>> Start Task data

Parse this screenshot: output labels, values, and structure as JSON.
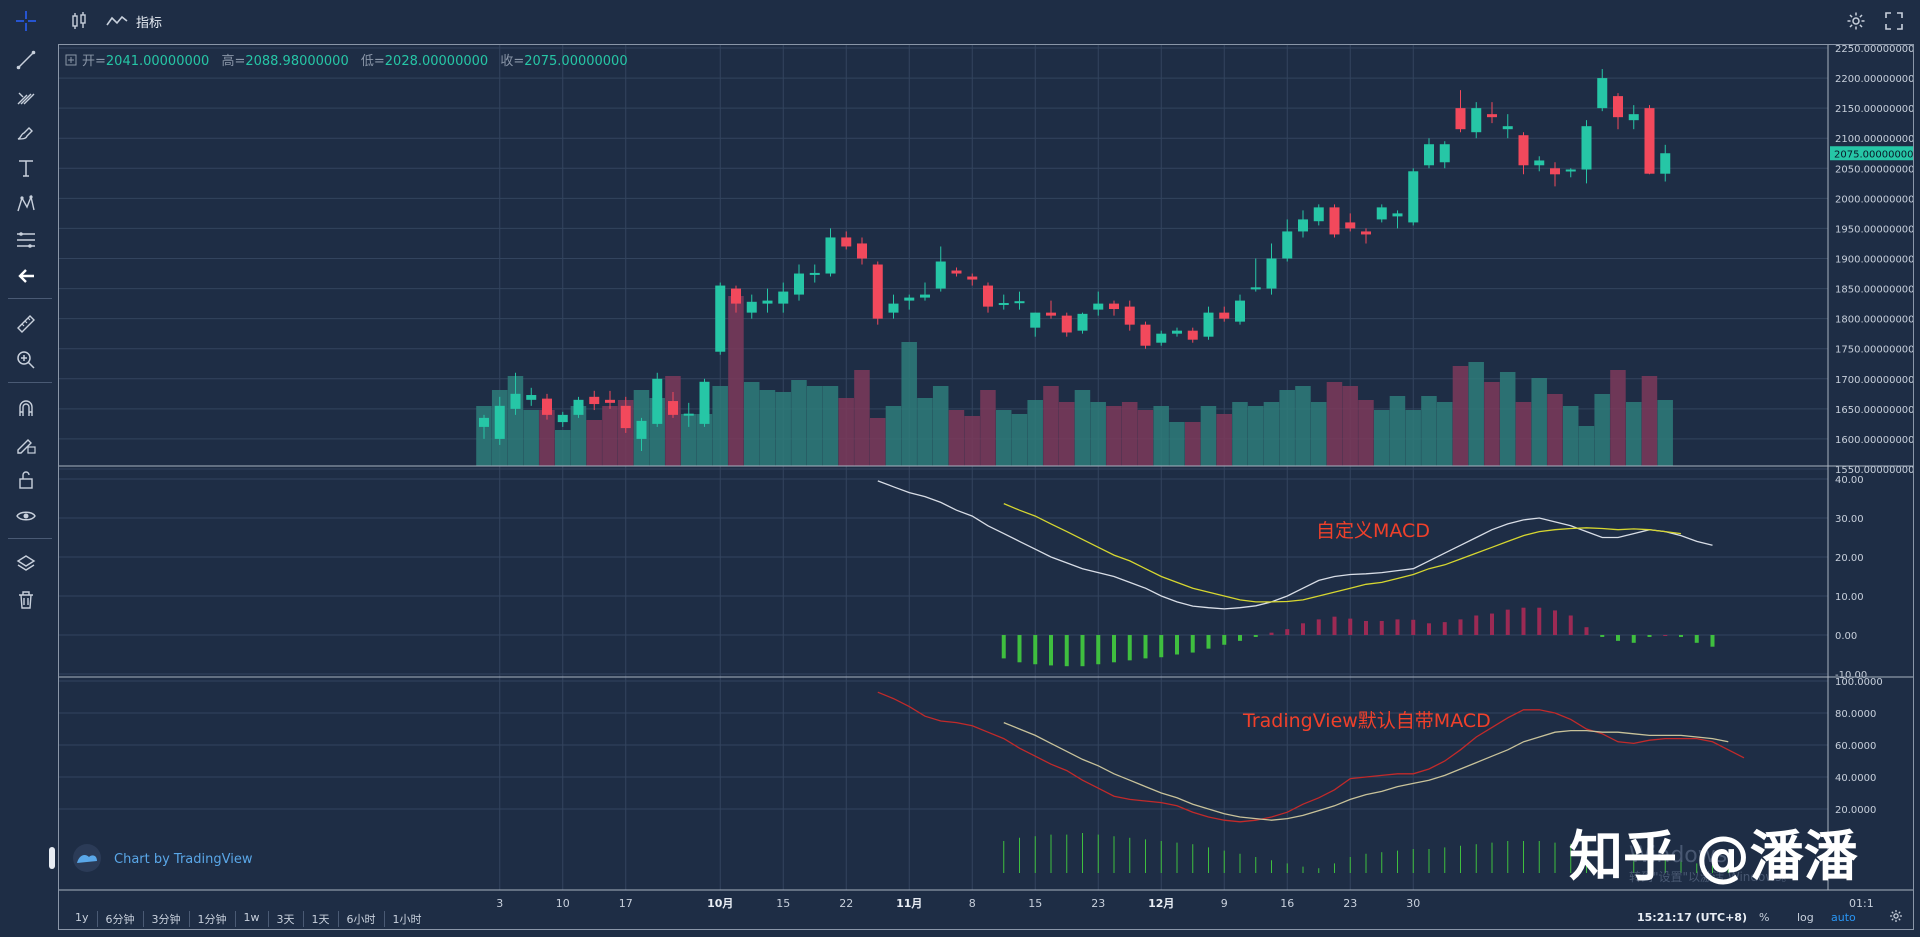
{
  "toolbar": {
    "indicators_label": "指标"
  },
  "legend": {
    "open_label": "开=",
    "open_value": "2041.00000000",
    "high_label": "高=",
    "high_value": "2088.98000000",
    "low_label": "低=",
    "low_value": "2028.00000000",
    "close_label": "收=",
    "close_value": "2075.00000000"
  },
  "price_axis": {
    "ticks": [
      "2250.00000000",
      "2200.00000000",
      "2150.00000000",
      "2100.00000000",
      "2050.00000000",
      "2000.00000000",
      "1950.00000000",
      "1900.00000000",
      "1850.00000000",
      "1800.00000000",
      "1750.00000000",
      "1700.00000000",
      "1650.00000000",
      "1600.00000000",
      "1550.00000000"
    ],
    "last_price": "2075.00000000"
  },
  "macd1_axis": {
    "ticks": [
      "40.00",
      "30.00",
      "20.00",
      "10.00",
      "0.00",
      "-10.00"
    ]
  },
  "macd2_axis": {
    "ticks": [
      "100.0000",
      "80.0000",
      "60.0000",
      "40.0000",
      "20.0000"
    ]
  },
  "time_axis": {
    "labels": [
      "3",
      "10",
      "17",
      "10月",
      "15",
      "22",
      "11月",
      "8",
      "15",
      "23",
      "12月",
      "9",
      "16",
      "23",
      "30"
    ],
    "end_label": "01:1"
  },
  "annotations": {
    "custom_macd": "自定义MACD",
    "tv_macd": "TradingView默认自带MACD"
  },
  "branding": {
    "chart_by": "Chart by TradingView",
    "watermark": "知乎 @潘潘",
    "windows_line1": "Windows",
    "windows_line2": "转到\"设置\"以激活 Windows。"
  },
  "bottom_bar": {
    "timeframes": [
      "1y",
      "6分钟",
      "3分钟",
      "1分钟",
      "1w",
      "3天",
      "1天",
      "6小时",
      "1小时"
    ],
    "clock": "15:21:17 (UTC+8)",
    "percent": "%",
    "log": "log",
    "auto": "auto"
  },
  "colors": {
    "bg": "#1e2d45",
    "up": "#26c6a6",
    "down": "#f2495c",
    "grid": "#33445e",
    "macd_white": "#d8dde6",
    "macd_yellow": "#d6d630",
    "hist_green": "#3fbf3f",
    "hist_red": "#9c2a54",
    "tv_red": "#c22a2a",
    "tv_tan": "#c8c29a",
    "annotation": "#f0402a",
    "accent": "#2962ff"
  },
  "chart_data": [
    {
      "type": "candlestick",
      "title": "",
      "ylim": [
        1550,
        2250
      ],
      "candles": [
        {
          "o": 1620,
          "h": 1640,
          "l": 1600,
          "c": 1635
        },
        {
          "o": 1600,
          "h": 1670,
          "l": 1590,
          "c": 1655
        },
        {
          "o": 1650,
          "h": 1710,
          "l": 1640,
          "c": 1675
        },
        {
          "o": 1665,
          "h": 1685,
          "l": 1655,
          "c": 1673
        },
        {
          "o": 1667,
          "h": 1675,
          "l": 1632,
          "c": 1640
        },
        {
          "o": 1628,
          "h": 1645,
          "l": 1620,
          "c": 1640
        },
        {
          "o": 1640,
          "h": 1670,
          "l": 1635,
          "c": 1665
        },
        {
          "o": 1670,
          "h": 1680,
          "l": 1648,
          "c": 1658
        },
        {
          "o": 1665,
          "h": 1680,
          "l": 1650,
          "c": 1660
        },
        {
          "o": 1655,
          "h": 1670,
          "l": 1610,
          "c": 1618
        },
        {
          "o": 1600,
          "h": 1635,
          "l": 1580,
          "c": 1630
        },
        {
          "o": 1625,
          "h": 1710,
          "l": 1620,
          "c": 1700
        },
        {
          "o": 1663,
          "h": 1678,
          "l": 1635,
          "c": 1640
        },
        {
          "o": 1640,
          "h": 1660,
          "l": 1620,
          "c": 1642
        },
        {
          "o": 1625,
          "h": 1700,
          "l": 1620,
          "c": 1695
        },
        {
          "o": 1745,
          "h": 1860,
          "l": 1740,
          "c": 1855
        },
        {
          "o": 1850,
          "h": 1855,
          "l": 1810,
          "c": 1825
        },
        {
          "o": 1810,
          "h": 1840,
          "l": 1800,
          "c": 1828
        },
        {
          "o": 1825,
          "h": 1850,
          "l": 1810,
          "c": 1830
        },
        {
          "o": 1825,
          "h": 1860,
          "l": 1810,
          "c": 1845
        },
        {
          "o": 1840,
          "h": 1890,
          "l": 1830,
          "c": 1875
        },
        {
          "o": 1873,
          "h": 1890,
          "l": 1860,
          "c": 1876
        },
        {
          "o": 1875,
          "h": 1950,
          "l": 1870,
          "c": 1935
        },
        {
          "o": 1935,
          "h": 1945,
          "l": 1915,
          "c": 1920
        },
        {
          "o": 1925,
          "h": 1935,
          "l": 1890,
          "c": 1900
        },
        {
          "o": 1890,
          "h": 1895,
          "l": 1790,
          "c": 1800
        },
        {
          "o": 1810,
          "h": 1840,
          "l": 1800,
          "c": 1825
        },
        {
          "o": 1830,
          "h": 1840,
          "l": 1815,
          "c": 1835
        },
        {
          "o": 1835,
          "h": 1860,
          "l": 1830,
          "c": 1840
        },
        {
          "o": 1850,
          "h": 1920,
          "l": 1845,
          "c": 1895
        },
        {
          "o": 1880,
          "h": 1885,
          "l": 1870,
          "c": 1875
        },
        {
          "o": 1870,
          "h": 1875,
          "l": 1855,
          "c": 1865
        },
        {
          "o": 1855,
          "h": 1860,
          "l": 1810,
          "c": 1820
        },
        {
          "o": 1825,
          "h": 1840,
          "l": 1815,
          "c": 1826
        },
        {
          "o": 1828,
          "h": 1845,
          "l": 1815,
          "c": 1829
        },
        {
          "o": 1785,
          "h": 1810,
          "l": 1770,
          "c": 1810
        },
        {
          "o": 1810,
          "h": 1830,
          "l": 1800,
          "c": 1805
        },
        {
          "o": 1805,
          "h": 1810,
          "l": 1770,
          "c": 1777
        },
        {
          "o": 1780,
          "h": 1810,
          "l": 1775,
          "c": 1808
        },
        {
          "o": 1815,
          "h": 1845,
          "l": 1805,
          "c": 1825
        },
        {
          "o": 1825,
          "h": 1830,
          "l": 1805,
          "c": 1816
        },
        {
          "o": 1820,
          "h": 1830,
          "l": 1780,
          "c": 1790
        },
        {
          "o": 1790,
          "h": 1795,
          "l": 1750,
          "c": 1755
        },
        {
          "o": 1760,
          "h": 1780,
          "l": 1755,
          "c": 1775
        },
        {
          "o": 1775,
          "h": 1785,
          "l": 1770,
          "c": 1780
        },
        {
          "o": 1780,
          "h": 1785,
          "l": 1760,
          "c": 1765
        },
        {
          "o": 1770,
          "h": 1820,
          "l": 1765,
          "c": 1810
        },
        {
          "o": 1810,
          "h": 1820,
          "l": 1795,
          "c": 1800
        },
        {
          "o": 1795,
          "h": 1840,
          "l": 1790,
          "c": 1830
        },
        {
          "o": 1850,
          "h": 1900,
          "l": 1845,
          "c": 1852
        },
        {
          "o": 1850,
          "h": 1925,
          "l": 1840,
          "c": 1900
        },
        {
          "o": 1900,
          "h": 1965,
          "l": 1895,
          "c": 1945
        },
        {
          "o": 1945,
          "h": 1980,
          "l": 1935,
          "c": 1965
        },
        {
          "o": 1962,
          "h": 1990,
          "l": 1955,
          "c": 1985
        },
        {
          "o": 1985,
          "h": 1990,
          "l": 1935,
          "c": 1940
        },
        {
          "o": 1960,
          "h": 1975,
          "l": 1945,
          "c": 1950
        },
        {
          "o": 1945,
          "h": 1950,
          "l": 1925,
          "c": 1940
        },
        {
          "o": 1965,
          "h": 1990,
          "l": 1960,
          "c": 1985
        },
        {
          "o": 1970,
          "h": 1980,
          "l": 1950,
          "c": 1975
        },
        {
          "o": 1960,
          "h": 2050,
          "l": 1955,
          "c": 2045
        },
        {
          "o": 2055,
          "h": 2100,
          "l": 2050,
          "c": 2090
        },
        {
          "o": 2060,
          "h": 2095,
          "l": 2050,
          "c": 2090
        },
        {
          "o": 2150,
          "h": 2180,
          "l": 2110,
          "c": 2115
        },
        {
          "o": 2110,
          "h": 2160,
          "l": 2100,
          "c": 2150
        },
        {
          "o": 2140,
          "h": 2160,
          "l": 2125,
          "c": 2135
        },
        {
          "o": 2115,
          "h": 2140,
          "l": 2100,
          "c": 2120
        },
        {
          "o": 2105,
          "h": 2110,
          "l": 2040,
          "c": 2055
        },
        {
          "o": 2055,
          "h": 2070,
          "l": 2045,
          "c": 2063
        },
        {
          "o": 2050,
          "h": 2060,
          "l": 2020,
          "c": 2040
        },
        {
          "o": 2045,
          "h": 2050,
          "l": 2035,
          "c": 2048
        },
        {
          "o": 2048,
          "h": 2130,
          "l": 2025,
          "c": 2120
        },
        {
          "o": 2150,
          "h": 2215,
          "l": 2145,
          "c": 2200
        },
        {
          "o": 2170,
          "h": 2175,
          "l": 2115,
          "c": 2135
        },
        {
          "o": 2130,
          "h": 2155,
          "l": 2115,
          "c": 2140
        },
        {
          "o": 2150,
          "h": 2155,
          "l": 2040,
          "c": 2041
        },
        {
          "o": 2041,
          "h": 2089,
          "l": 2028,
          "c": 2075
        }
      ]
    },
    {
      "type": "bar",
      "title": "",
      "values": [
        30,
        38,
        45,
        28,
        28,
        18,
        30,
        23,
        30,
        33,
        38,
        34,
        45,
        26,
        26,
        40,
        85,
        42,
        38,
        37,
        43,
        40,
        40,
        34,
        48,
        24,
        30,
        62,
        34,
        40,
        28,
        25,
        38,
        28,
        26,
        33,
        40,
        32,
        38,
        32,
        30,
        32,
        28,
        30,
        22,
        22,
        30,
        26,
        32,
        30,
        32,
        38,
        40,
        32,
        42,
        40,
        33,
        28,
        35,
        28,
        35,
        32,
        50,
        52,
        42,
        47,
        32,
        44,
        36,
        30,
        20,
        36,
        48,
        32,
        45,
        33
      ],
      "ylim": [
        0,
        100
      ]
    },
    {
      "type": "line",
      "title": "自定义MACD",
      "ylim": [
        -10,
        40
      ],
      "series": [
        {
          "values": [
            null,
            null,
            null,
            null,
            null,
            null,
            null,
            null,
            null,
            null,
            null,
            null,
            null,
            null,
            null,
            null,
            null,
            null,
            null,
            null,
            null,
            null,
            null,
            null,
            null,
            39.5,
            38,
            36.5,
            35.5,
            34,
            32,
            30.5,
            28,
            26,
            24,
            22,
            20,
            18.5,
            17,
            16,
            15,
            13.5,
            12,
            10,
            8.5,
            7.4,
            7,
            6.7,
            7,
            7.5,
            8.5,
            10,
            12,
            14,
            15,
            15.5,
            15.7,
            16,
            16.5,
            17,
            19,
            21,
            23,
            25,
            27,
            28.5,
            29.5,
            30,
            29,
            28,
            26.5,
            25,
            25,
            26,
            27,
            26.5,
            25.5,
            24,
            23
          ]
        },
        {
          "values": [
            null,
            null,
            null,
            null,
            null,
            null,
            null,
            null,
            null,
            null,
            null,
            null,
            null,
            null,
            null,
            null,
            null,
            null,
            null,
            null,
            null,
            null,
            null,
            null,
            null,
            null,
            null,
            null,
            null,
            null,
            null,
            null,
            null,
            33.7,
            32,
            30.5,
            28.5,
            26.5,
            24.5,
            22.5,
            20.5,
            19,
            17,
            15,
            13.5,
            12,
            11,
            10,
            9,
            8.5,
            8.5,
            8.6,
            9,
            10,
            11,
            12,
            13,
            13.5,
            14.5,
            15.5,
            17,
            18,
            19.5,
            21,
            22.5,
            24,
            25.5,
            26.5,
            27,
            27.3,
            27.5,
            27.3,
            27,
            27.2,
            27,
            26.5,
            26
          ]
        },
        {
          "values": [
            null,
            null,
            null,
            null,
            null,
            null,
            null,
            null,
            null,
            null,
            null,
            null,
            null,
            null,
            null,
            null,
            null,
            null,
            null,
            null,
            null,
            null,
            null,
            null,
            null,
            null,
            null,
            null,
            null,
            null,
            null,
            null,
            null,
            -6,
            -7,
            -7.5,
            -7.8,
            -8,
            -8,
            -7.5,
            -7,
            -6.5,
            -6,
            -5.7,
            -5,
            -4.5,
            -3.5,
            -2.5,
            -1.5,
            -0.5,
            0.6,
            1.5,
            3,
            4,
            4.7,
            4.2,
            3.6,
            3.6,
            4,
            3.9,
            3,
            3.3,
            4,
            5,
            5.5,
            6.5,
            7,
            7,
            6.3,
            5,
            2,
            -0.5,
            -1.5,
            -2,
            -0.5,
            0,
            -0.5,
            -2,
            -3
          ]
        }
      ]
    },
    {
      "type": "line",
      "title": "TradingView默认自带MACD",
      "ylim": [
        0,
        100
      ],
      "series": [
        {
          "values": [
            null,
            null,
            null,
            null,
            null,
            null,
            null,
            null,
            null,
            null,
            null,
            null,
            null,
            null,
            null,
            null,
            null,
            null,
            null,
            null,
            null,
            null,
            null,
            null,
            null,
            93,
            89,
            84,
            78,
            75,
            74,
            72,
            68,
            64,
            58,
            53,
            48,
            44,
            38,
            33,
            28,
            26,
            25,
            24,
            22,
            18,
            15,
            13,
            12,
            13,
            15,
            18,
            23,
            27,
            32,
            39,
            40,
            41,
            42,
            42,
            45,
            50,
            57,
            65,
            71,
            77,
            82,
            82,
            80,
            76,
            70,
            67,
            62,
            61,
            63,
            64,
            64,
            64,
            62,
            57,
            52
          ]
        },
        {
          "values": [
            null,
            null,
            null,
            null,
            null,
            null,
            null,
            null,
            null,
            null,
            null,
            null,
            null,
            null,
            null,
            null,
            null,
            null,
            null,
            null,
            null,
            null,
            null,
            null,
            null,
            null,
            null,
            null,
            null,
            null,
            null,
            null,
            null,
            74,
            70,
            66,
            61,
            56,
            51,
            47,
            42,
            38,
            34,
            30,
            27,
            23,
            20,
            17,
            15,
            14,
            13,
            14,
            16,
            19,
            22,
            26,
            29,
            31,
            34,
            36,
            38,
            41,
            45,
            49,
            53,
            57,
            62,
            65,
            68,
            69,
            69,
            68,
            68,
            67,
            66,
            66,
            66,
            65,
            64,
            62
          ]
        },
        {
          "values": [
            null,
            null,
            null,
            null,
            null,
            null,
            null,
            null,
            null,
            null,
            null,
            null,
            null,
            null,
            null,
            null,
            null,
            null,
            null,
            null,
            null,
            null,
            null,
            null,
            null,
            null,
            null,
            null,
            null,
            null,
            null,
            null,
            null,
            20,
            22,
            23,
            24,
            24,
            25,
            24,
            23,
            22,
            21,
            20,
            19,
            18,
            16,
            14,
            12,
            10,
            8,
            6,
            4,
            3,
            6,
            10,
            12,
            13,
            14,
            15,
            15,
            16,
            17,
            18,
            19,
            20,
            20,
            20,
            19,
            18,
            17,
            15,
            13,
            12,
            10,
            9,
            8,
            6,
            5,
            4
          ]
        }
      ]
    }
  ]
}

>> End Task data

What you need to do: Each line in the material either holds the string "type" or does not. State how many do, and nothing else.

Written solution: 4